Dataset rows
========================
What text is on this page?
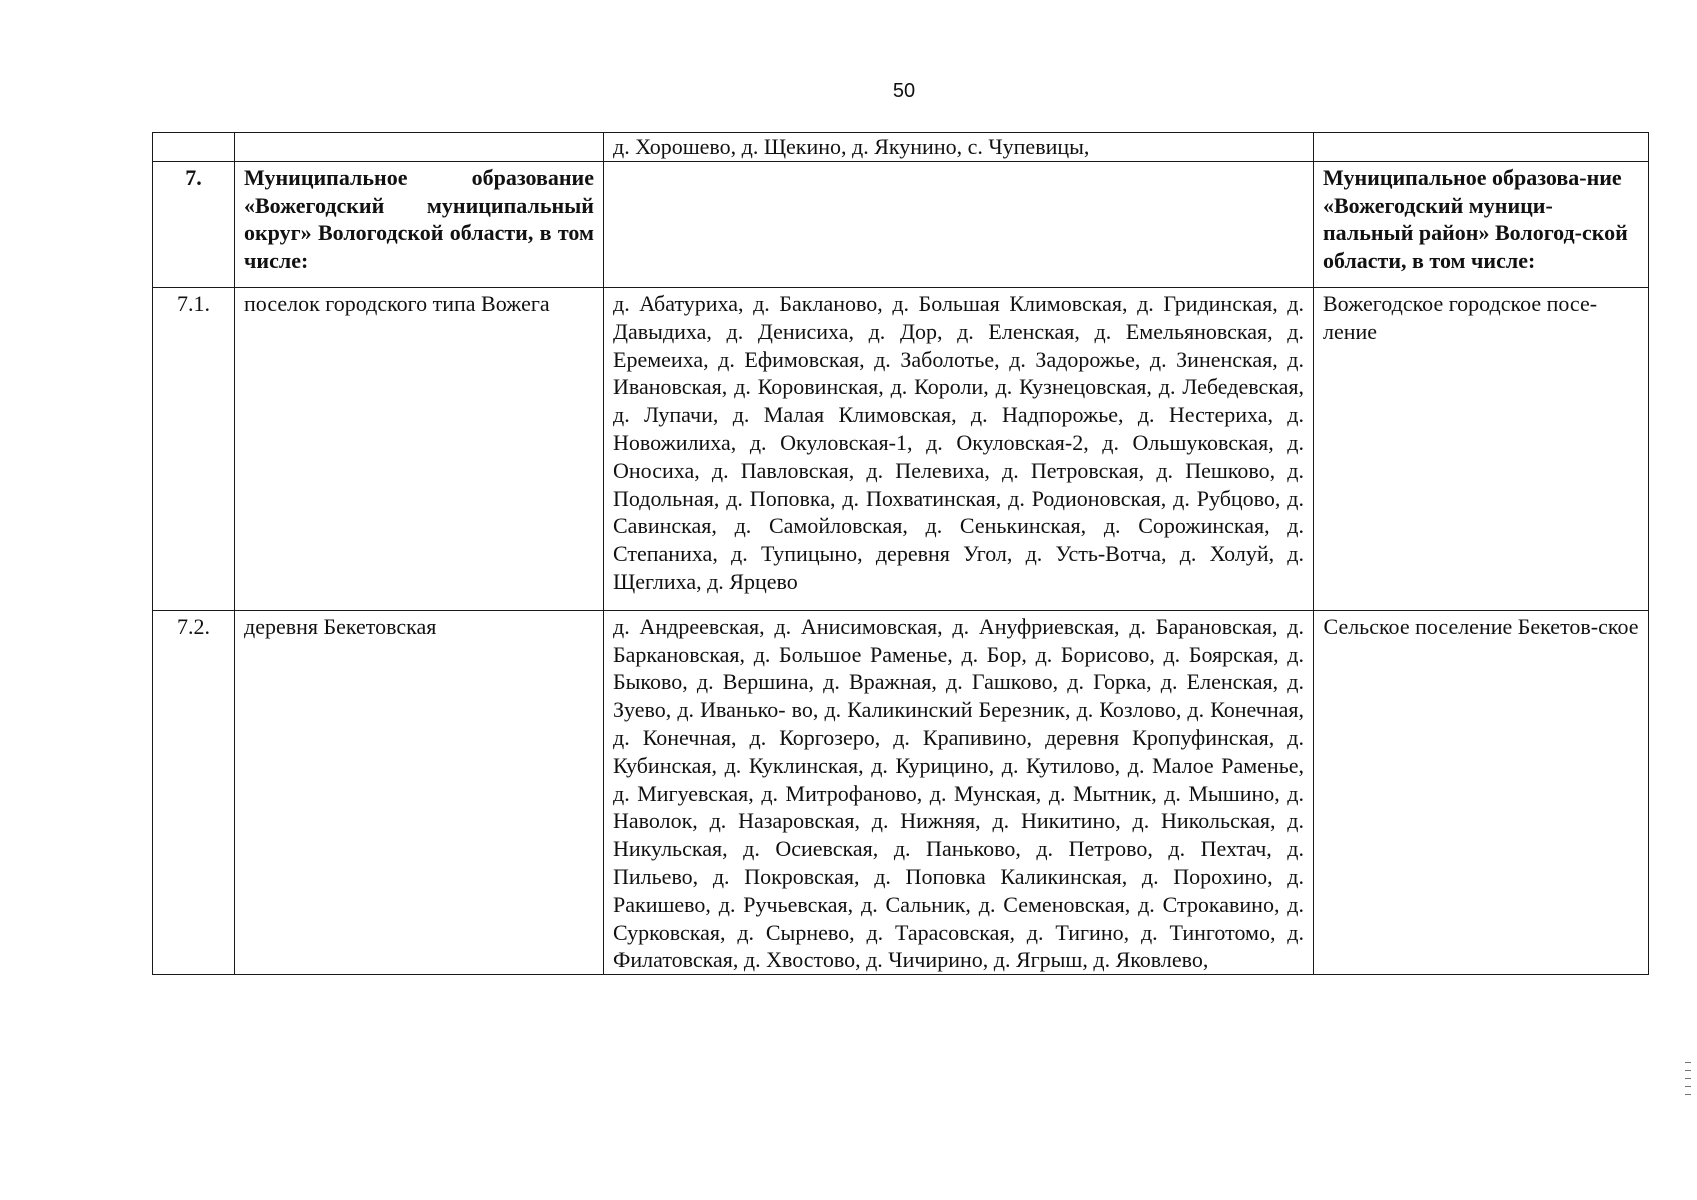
50
		д. Хорошево, д. Щекино, д. Якунино, с. Чупевицы,	
7.	Муниципальное образование «Вожегодский муниципальный округ» Вологодской области, в том числе:		Муниципальное образова-ние «Вожегодский муници-пальный район» Вологод-ской области, в том числе:
7.1.	поселок городского типа Вожега	д. Абатуриха, д. Бакланово, д. Большая Климовская, д. Гридинская, д. Давыдиха, д. Денисиха, д. Дор, д. Еленская, д. Емельяновская, д. Еремеиха, д. Ефимовская, д. Заболотье, д. Задорожье, д. Зиненская, д. Ивановская, д. Коровинская, д. Короли, д. Кузнецовская, д. Лебедевская, д. Лупачи, д. Малая Климовская, д. Надпорожье, д. Нестериха, д. Новожилиха, д. Окуловская-1, д. Окуловская-2, д. Ольшуковская, д. Оносиха, д. Павловская, д. Пелевиха, д. Петровская, д. Пешково, д. Подольная, д. Поповка, д. Похватинская, д. Родионовская, д. Рубцово, д. Савинская, д. Самойловская, д. Сенькинская, д. Сорожинская, д. Степаниха, д. Тупицыно, деревня Угол, д. Усть-Вотча, д. Холуй, д. Щеглиха, д. Ярцево	Вожегодское городское посе-ление
7.2.	деревня Бекетовская	д. Андреевская, д. Анисимовская, д. Ануфриевская, д. Барановская, д. Баркановская, д. Большое Раменье, д. Бор, д. Борисово, д. Боярская, д. Быково, д. Вершина, д. Вражная, д. Гашково, д. Горка, д. Еленская, д. Зуево, д. Иванько- во, д. Каликинский Березник, д. Козлово, д. Конечная, д. Конечная, д. Коргозеро, д. Крапивино, деревня Кропуфинская, д. Кубинская, д. Куклинская, д. Курицино, д. Кутилово, д. Малое Раменье, д. Мигуевская, д. Митрофаново, д. Мунская, д. Мытник, д. Мышино, д. Наволок, д. Назаровская, д. Нижняя, д. Никитино, д. Никольская, д. Никульская, д. Осиевская, д. Паньково, д. Петрово, д. Пехтач, д. Пильево, д. Покровская, д. Поповка Каликинская, д. Порохино, д. Ракишево, д. Ручьевская, д. Сальник, д. Семеновская, д. Строкавино, д. Сурковская, д. Сырнево, д. Тарасовская, д. Тигино, д. Тинготомо, д. Филатовская, д. Хвостово, д. Чичирино, д. Ягрыш, д. Яковлево,	Сельское поселение Бекетов-ское
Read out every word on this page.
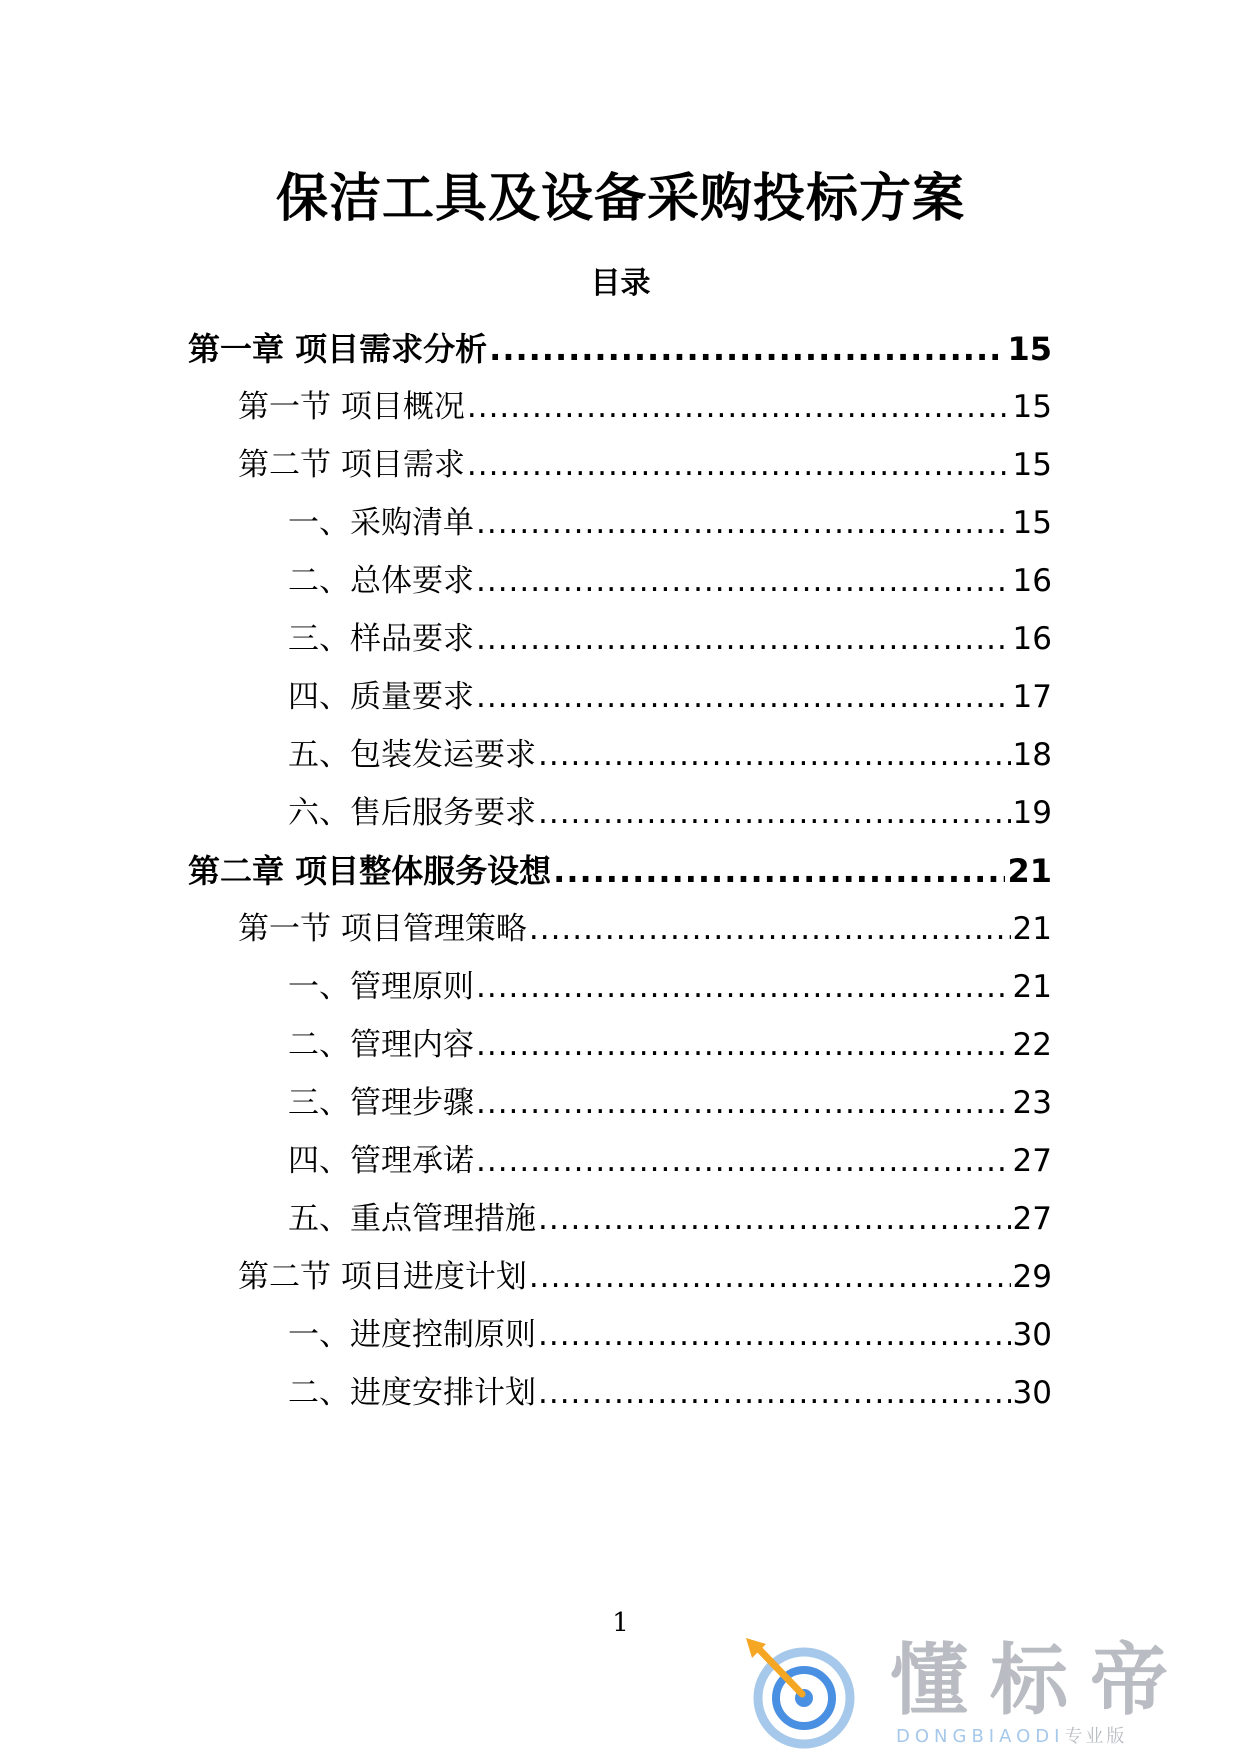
保洁工具及设备采购投标方案
目录
第一章 项目需求分析 .....	15
第一节 项目概况 .....	15
第二节 项目需求 .....	15
一、采购清单 .....	15
二、总体要求 .....	16
三、样品要求 .....	16
四、质量要求 .....	17
五、包装发运要求 .....	18
六、售后服务要求 .....	19
第二章 项目整体服务设想 .....	21
第一节 项目管理策略 .....	21
一、管理原则 .....	21
二、管理内容 .....	22
三、管理步骤 .....	23
四、管理承诺 .....	27
五、重点管理措施 .....	27
第二节 项目进度计划 .....	29
一、进度控制原则 .....	30
二、进度安排计划 .....	30
1
懂标帝
DONGBIAODI专业版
========================
_THE EXERCISE_
Return the full material word for word. Do not include the pictures.

_OUTPUT OF THE EXERCISE_
What text is on this page?
50
		д. Хорошево, д. Щекино, д. Якунино, с. Чупевицы,	
7.	Муниципальное образование «Вожегодский муниципальный округ» Вологодской области, в том числе:		Муниципальное образова-ние «Вожегодский муници-пальный район» Вологод-ской области, в том числе:
7.1.	поселок городского типа Вожега	д. Абатуриха, д. Бакланово, д. Большая Климовская, д. Гридинская, д. Давыдиха, д. Денисиха, д. Дор, д. Еленская, д. Емельяновская, д. Еремеиха, д. Ефимовская, д. Заболотье, д. Задорожье, д. Зиненская, д. Ивановская, д. Коровинская, д. Короли, д. Кузнецовская, д. Лебедевская, д. Лупачи, д. Малая Климовская, д. Надпорожье, д. Нестериха, д. Новожилиха, д. Окуловская-1, д. Окуловская-2, д. Ольшуковская, д. Оносиха, д. Павловская, д. Пелевиха, д. Петровская, д. Пешково, д. Подольная, д. Поповка, д. Похватинская, д. Родионовская, д. Рубцово, д. Савинская, д. Самойловская, д. Сенькинская, д. Сорожинская, д. Степаниха, д. Тупицыно, деревня Угол, д. Усть-Вотча, д. Холуй, д. Щеглиха, д. Ярцево	Вожегодское городское посе-ление
7.2.	деревня Бекетовская	д. Андреевская, д. Анисимовская, д. Ануфриевская, д. Барановская, д. Баркановская, д. Большое Раменье, д. Бор, д. Борисово, д. Боярская, д. Быково, д. Вершина, д. Вражная, д. Гашково, д. Горка, д. Еленская, д. Зуево, д. Иванько- во, д. Каликинский Березник, д. Козлово, д. Конечная, д. Конечная, д. Коргозеро, д. Крапивино, деревня Кропуфинская, д. Кубинская, д. Куклинская, д. Курицино, д. Кутилово, д. Малое Раменье, д. Мигуевская, д. Митрофаново, д. Мунская, д. Мытник, д. Мышино, д. Наволок, д. Назаровская, д. Нижняя, д. Никитино, д. Никольская, д. Никульская, д. Осиевская, д. Паньково, д. Петрово, д. Пехтач, д. Пильево, д. Покровская, д. Поповка Каликинская, д. Порохино, д. Ракишево, д. Ручьевская, д. Сальник, д. Семеновская, д. Строкавино, д. Сурковская, д. Сырнево, д. Тарасовская, д. Тигино, д. Тинготомо, д. Филатовская, д. Хвостово, д. Чичирино, д. Ягрыш, д. Яковлево,	Сельское поселение Бекетов-ское
Read out every word on this page.
保洁工具及设备采购投标方案
目录
第一章 项目需求分析 .....	15
第一节 项目概况 .....	15
第二节 项目需求 .....	15
一、采购清单 .....	15
二、总体要求 .....	16
三、样品要求 .....	16
四、质量要求 .....	17
五、包装发运要求 .....	18
六、售后服务要求 .....	19
第二章 项目整体服务设想 .....	21
第一节 项目管理策略 .....	21
一、管理原则 .....	21
二、管理内容 .....	22
三、管理步骤 .....	23
四、管理承诺 .....	27
五、重点管理措施 .....	27
第二节 项目进度计划 .....	29
一、进度控制原则 .....	30
二、进度安排计划 .....	30
1
懂标帝
DONGBIAODI专业版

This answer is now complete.